▶ [擷取文字]:
-- -- --

英國社會階層固化是教訓還是宿命?海歸後悔留學嗎?

2024年2月14日,英國《衛報》登載了一則華威大學博士答讀者問,還是英國社會階層固化的老梗。

英國大學曾在20世紀60年代、90年代兩度大規模擴招,但直到今天,與美國常青藤同一級別的英國羅素集團(Russell Group)名校本科生中,工薪階層(working class)家庭背景學生只有20%,而中產家庭的學生佔據大多數。

中國留學海歸對華威博士的慨嘆有沒有共鳴呢?

這些道理法國經濟學家托馬斯-皮凱蒂在他的著作《21世紀資本論》中已經說清楚了:資本集中於高社會等級的人羣,而他們的後代——富二代、官二代,將繼續保有資本的優勢地位。

社會階層這類事,相當一部分英國人找不到上行通道,大多數中國留學海歸也沒戲。我不就是這樣的案例嗎?出國前是城市平民,回國後還是城市平民,倒是早就不再啃老了,還沒有滑向貧民圈子。

顯然,從普遍意義上說,留學本身不能改變社會階層躍遷。連收入的變化,可能都與留學關聯度不大。

不過,還好,經濟地位不是混社會的全部,只要不是一元社會,每個人就有更多立足的機會。這是現代文明的寬容。

留學是跨越文明演進階段的新視角。2024年是我從英國格拉斯哥大學MBA畢業20週年,也是我在中國文明成長期觀察海內外的窗口期。

文明比較是我二十年來最深刻的變化,這是留學的價值。如果說中國與世界有差距,就是文明階段和演進模式的差距。

當辨識出我們中國人以後可能的發展方向,不知道是興奮還是擔憂,但至少我不再接受“洗腦”的激勵或恐嚇,這是留學的價值。

-- -- --

▶ [資料記錄]:
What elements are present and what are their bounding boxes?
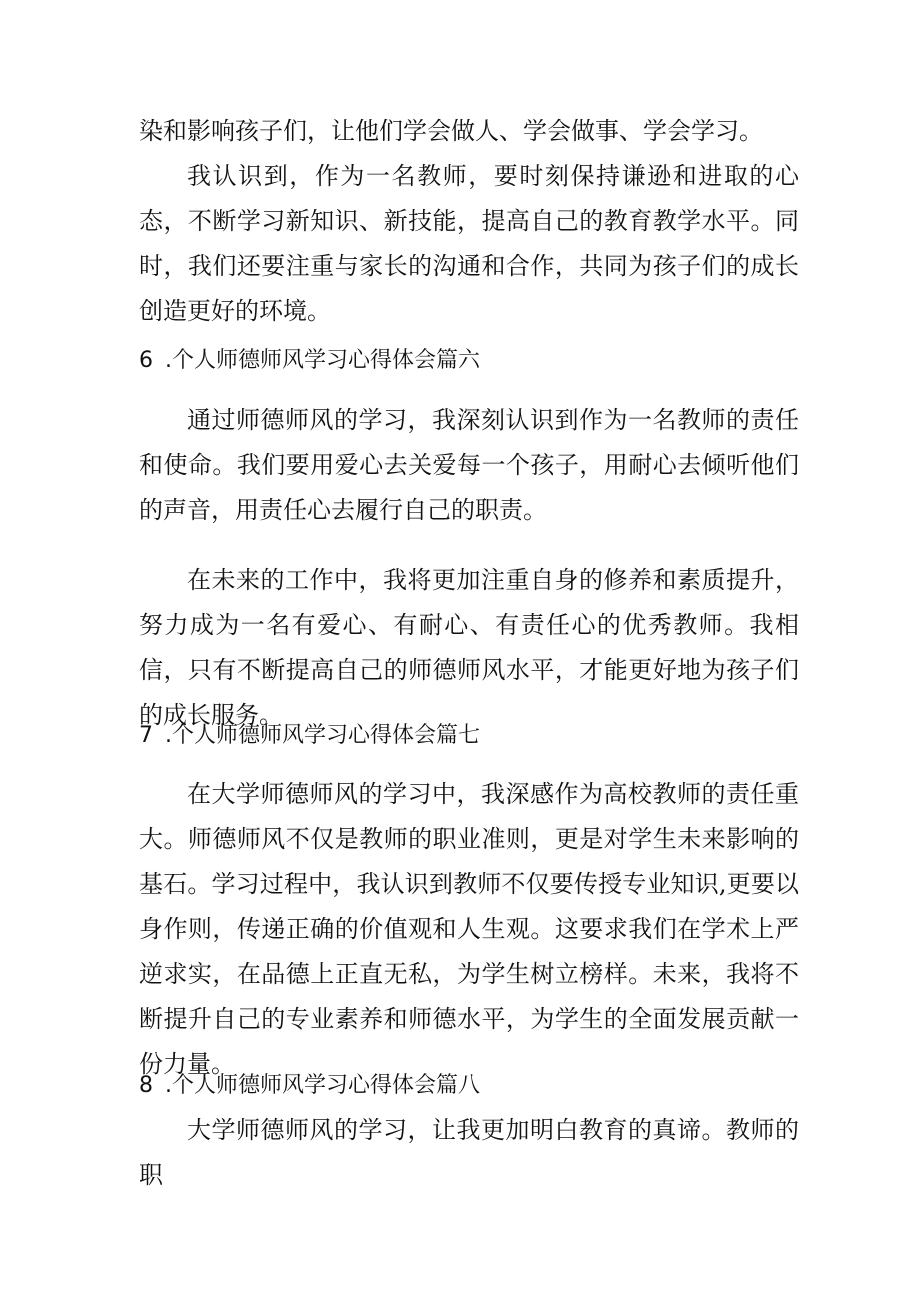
- section-number: 8: [139, 1073, 153, 1098]
- section-title: .个人师德师风学习心得体会篇八: [165, 1073, 480, 1098]
- section-number: 7: [139, 723, 153, 748]
- section-title: .个人师德师风学习心得体会篇七: [165, 723, 480, 748]
- section7-paragraph-1: 在大学师德师风的学习中，我深感作为高校教师的责任重大。师德师风不仅是教师的职业准则，更是对学生未来影响的基石。学习过程中，我认识到教师不仅要传授专业知识,更要以身作则，传递正确的价值观和人生观。这要求我们在学术上严逆求实，在品德上正直无私，为学生树立榜样。未来，我将不断提升自己的专业素养和师德水平，为学生的全面发展贡献一份力量。: [139, 780, 799, 1078]
- section-number: 6: [139, 348, 153, 373]
- section8-paragraph-1: 大学师德师风的学习，让我更加明白教育的真谛。教师的职: [139, 1116, 799, 1189]
- paragraph-recognize: 我认识到，作为一名教师，要时刻保持谦逊和进取的心态，不断学习新知识、新技能，提高自己的教育教学水平。同时，我们还要注重与家长的沟通和合作，共同为孩子们的成长创造更好的环境。: [139, 162, 799, 325]
- section-heading-7: [139, 713, 799, 758]
- section-title: .个人师德师风学习心得体会篇六: [165, 348, 480, 373]
- section-heading-6: [139, 338, 799, 383]
- section6-paragraph-1: 通过师德师风的学习，我深刻认识到作为一名教师的责任和使命。我们要用爱心去关爱每一个孩子，用耐心去倾听他们的声音，用责任心去履行自己的职责。: [139, 406, 799, 524]
- section6-paragraph-2: 在未来的工作中，我将更加注重自身的修养和素质提升，努力成为一名有爱心、有耐心、有责任心的优秀教师。我相信，只有不断提高自己的师德师风水平，才能更好地为孩子们的成长服务。: [139, 566, 799, 729]
- section-heading-8: [139, 1063, 799, 1108]
- paragraph-continued: 染和影响孩子们，让他们学会做人、学会做事、学会学习。: [139, 117, 763, 145]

-- -- --

▶ [待辦任務]:
將上方談英國社會階層與留學的文章中,從含有“2024年2月14日,英國《”的字句開始、到“的機會。這是現代文明的寬容。”結束的那一段,一字不改地重新寫出來。

▶ [任務回應]:
2024年2月14日,英國《衛報》登載了一則華威大學博士答讀者問,還是英國社會階層固化的老梗。

英國大學曾在20世紀60年代、90年代兩度大規模擴招,但直到今天,與美國常青藤同一級別的英國羅素集團(Russell Group)名校本科生中,工薪階層(working class)家庭背景學生只有20%,而中產家庭的學生佔據大多數。

中國留學海歸對華威博士的慨嘆有沒有共鳴呢?

這些道理法國經濟學家托馬斯-皮凱蒂在他的著作《21世紀資本論》中已經說清楚了:資本集中於高社會等級的人羣,而他們的後代——富二代、官二代,將繼續保有資本的優勢地位。

社會階層這類事,相當一部分英國人找不到上行通道,大多數中國留學海歸也沒戲。我不就是這樣的案例嗎?出國前是城市平民,回國後還是城市平民,倒是早就不再啃老了,還沒有滑向貧民圈子。

顯然,從普遍意義上說,留學本身不能改變社會階層躍遷。連收入的變化,可能都與留學關聯度不大。

不過,還好,經濟地位不是混社會的全部,只要不是一元社會,每個人就有更多立足的機會。這是現代文明的寬容。